Dataset records
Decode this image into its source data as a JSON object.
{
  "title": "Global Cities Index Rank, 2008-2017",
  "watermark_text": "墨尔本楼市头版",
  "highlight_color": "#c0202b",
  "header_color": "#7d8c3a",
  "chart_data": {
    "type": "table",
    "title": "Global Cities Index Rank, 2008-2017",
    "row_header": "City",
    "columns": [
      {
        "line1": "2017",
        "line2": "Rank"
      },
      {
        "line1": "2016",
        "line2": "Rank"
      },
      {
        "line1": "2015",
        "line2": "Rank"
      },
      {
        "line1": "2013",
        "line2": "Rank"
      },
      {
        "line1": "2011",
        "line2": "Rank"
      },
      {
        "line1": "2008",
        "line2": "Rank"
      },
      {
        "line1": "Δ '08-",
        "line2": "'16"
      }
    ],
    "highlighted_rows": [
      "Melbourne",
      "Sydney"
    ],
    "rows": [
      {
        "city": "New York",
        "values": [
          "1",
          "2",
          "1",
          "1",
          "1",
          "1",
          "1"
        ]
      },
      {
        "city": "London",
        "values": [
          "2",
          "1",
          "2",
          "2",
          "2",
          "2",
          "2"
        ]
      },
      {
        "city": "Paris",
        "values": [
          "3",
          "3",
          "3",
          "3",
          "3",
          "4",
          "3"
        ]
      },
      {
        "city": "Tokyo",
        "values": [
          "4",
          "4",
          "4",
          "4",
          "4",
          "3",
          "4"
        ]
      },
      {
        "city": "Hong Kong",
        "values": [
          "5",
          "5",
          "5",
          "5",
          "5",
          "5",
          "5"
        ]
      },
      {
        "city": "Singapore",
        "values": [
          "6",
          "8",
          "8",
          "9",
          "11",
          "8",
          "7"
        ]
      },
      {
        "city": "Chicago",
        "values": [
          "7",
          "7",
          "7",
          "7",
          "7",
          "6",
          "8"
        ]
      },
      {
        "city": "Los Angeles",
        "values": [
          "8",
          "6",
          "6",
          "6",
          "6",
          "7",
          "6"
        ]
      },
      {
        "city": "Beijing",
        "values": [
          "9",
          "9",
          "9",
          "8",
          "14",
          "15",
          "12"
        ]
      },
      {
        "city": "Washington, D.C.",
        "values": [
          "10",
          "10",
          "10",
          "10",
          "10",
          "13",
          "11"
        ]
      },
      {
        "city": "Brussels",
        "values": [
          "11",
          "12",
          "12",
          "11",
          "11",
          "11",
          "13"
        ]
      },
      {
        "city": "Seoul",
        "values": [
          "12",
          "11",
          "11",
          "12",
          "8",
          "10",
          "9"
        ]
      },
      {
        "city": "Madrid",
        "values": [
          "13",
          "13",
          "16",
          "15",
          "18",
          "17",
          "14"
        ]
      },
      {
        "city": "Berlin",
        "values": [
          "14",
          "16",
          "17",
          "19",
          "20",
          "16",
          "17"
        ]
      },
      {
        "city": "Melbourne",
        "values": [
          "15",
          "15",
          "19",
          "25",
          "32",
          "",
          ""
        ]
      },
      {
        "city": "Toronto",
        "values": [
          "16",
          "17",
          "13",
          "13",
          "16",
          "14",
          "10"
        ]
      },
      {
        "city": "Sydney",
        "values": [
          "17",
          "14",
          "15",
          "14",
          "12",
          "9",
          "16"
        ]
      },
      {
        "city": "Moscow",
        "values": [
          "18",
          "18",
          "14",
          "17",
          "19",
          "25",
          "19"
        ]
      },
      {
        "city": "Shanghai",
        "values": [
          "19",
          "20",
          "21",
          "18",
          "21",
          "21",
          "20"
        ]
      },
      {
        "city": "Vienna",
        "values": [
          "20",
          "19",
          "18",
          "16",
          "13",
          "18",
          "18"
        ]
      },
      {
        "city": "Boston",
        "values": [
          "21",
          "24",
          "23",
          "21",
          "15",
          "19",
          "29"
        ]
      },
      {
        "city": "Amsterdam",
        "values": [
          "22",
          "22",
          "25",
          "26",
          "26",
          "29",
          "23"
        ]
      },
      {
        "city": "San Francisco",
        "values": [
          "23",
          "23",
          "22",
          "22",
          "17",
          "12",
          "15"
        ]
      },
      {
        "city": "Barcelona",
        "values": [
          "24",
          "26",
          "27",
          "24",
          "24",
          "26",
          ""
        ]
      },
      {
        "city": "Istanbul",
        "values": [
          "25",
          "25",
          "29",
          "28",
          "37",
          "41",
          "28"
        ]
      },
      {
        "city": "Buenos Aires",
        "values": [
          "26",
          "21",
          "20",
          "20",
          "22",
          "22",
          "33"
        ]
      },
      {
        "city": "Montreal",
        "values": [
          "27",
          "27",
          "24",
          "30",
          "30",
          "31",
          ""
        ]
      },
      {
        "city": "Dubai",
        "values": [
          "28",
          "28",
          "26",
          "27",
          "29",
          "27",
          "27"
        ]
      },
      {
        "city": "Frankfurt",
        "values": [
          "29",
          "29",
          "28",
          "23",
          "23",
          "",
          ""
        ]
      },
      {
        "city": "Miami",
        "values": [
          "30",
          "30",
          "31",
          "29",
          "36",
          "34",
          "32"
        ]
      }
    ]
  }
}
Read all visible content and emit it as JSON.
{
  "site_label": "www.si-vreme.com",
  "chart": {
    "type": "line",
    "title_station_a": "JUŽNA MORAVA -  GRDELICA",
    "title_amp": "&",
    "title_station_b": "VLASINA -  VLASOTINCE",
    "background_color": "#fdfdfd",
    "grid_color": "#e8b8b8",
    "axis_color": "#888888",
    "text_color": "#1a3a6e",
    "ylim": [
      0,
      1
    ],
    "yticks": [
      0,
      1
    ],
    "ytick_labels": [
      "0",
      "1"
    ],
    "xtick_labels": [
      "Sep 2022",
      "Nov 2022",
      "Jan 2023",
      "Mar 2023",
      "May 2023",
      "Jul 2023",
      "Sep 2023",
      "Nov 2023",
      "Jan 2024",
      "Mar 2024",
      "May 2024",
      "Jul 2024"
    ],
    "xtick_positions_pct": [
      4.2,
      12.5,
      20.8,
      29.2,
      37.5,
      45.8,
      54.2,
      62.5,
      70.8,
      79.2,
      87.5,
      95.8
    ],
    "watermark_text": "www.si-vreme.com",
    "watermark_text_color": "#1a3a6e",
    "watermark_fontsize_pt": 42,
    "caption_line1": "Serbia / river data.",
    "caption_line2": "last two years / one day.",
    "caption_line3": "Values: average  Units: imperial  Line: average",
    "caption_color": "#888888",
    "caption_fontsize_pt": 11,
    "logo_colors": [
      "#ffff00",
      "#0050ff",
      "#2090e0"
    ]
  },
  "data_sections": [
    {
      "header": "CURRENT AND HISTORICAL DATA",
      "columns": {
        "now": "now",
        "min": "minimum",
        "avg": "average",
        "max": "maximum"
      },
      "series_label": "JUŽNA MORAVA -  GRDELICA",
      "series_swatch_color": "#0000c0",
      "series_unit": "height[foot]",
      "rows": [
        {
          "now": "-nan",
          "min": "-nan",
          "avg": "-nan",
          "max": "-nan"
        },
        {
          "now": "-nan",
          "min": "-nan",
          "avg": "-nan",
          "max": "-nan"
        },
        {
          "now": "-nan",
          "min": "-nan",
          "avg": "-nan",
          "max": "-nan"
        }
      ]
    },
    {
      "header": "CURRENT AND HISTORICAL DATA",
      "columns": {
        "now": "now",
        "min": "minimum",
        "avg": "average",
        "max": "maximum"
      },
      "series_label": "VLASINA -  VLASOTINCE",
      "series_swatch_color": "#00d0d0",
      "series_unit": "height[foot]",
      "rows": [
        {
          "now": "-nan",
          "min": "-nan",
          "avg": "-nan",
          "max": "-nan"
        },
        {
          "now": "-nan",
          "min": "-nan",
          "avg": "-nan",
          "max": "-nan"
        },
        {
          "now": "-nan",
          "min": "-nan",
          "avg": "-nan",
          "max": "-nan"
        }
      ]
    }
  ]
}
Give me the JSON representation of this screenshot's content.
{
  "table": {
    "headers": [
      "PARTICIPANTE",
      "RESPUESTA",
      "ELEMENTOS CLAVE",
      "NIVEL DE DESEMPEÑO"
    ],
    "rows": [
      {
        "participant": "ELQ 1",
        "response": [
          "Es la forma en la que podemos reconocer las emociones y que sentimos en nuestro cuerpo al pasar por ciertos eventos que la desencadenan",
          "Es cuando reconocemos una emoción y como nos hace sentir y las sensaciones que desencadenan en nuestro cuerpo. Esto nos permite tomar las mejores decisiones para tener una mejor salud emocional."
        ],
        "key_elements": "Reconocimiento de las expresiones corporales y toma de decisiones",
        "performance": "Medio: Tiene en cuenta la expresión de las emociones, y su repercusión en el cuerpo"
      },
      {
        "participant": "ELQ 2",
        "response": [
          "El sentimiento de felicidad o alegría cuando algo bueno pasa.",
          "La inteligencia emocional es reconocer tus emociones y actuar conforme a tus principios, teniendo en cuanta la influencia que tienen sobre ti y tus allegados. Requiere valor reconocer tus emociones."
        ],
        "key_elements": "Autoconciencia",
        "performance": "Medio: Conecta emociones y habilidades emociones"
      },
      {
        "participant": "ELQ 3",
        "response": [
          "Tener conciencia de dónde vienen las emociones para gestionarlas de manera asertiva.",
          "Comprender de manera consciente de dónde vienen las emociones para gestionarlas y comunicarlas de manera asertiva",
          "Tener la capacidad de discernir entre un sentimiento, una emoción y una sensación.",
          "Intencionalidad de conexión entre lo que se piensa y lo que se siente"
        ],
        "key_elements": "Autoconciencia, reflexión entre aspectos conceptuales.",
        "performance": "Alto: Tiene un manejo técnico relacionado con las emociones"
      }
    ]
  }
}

_WORK TO DO_
All lines from the one containing "Give me the" through the final line of the listing above are to be reproduced exactly; include both and add nothing.

_FINISHED ANSWER_
Give me the JSON representation of this screenshot's content.
{
  "table": {
    "headers": [
      "PARTICIPANTE",
      "RESPUESTA",
      "ELEMENTOS CLAVE",
      "NIVEL DE DESEMPEÑO"
    ],
    "rows": [
      {
        "participant": "ELQ 1",
        "response": [
          "Es la forma en la que podemos reconocer las emociones y que sentimos en nuestro cuerpo al pasar por ciertos eventos que la desencadenan",
          "Es cuando reconocemos una emoción y como nos hace sentir y las sensaciones que desencadenan en nuestro cuerpo. Esto nos permite tomar las mejores decisiones para tener una mejor salud emocional."
        ],
        "key_elements": "Reconocimiento de las expresiones corporales y toma de decisiones",
        "performance": "Medio: Tiene en cuenta la expresión de las emociones, y su repercusión en el cuerpo"
      },
      {
        "participant": "ELQ 2",
        "response": [
          "El sentimiento de felicidad o alegría cuando algo bueno pasa.",
          "La inteligencia emocional es reconocer tus emociones y actuar conforme a tus principios, teniendo en cuanta la influencia que tienen sobre ti y tus allegados. Requiere valor reconocer tus emociones."
        ],
        "key_elements": "Autoconciencia",
        "performance": "Medio: Conecta emociones y habilidades emociones"
      },
      {
        "participant": "ELQ 3",
        "response": [
          "Tener conciencia de dónde vienen las emociones para gestionarlas de manera asertiva.",
          "Comprender de manera consciente de dónde vienen las emociones para gestionarlas y comunicarlas de manera asertiva",
          "Tener la capacidad de discernir entre un sentimiento, una emoción y una sensación.",
          "Intencionalidad de conexión entre lo que se piensa y lo que se siente"
        ],
        "key_elements": "Autoconciencia, reflexión entre aspectos conceptuales.",
        "performance": "Alto: Tiene un manejo técnico relacionado con las emociones"
      }
    ]
  }
}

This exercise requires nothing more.